===== MATERIAL TO PROCESS =====
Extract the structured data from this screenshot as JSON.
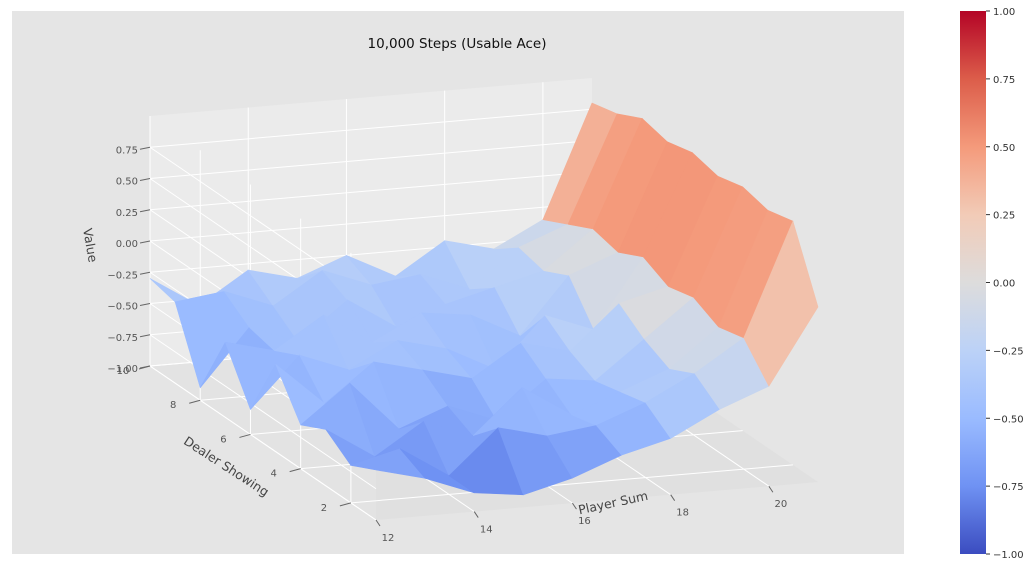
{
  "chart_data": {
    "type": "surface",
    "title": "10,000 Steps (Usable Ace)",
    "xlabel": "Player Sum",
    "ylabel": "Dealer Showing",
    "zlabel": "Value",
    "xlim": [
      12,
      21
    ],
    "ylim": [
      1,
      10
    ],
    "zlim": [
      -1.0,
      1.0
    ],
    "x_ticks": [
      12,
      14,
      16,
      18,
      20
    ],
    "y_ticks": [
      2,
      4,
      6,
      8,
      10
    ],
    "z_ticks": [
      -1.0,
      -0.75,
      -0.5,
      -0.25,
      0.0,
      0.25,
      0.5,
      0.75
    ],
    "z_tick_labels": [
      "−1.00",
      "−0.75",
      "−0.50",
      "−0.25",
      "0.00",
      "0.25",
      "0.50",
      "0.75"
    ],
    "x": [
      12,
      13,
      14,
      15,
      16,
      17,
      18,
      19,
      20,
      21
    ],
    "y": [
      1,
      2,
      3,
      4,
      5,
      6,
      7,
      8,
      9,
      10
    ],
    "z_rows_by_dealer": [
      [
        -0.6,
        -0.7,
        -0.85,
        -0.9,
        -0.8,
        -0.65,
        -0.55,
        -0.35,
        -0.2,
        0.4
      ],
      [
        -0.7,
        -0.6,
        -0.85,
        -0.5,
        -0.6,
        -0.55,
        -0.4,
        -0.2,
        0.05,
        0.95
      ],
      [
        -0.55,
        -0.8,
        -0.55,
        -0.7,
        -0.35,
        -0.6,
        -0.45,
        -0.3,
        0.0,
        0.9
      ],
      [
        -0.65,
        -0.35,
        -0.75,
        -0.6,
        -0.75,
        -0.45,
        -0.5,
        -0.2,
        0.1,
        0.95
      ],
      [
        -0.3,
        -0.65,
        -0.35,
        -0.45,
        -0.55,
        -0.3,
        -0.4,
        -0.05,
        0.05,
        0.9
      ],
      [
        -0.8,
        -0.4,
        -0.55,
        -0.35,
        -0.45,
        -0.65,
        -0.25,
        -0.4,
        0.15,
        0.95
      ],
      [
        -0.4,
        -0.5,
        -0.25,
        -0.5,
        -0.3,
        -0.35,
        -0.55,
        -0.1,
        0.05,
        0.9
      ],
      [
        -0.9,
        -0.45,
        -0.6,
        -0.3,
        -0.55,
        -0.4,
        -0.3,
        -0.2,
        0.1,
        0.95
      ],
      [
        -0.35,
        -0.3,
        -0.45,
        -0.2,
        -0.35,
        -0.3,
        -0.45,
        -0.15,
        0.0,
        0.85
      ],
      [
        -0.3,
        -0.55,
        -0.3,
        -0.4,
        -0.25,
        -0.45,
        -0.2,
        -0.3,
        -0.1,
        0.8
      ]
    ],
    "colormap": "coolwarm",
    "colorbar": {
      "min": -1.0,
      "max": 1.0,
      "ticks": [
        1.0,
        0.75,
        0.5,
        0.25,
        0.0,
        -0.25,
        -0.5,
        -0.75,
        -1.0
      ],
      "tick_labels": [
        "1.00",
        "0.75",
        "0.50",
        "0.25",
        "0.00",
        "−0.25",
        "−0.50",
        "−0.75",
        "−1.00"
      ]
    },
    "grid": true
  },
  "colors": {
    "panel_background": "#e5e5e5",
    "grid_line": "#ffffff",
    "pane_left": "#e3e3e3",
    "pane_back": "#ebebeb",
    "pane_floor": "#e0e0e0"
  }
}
=====
===== MATERIAL TO PROCESS =====
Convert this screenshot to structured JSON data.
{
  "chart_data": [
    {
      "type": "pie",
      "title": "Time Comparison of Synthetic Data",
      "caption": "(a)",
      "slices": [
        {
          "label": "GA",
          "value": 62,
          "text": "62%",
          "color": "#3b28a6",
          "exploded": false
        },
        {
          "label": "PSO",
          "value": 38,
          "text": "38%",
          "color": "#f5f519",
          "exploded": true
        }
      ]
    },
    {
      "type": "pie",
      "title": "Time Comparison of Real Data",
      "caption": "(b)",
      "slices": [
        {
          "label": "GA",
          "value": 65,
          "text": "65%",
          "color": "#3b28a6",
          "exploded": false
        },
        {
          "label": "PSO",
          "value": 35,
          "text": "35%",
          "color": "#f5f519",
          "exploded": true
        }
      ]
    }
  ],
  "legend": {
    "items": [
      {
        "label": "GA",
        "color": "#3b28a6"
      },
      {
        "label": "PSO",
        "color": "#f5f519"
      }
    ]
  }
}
=====
===== MATERIAL TO PROCESS =====
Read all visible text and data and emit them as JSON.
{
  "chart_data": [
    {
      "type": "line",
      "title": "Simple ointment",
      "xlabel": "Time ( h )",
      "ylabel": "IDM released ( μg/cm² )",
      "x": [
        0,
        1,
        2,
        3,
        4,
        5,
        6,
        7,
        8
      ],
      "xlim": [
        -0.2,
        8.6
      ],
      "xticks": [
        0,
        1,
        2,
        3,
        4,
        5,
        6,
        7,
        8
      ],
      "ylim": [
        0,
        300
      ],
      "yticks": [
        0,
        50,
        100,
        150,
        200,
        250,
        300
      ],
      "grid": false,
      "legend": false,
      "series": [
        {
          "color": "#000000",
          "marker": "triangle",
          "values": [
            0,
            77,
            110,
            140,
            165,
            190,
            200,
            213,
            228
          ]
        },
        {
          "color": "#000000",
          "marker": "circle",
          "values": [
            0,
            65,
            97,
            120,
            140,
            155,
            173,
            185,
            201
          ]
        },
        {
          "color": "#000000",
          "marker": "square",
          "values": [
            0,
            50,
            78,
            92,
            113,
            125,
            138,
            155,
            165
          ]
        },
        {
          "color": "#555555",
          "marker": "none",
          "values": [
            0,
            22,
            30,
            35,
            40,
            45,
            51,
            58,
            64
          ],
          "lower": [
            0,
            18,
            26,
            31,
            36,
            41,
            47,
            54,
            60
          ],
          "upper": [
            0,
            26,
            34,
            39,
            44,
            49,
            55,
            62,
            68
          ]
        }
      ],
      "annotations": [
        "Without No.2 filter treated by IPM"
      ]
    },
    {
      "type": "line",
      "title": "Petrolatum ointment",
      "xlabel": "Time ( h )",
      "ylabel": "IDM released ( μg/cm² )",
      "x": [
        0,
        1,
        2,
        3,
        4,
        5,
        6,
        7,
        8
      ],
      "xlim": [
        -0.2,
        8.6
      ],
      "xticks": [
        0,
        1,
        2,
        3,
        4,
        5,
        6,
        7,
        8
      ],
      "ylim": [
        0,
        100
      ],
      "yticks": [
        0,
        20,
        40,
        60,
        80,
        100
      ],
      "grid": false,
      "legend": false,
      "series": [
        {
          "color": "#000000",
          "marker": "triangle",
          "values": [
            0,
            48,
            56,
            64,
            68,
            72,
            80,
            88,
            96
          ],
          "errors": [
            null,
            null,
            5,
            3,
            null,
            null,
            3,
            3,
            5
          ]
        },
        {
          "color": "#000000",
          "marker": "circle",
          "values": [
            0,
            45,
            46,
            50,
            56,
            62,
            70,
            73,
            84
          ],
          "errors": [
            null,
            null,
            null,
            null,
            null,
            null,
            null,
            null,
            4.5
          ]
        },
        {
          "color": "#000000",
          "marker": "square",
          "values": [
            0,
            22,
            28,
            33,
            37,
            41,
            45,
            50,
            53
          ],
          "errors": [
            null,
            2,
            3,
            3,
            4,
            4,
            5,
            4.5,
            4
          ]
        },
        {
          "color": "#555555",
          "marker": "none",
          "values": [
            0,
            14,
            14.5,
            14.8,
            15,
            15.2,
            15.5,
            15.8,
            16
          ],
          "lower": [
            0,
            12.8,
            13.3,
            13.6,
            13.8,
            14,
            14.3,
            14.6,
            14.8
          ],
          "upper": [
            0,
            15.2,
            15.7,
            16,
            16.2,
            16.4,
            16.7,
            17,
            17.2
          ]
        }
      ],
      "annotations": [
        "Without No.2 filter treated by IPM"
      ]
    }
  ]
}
=====
TASK:
Where does the word "this" appear in the listing? List each line that holds it.

RESULT OF THE TASK:
Extract the structured data from this screenshot as JSON.
Convert this screenshot to structured JSON data.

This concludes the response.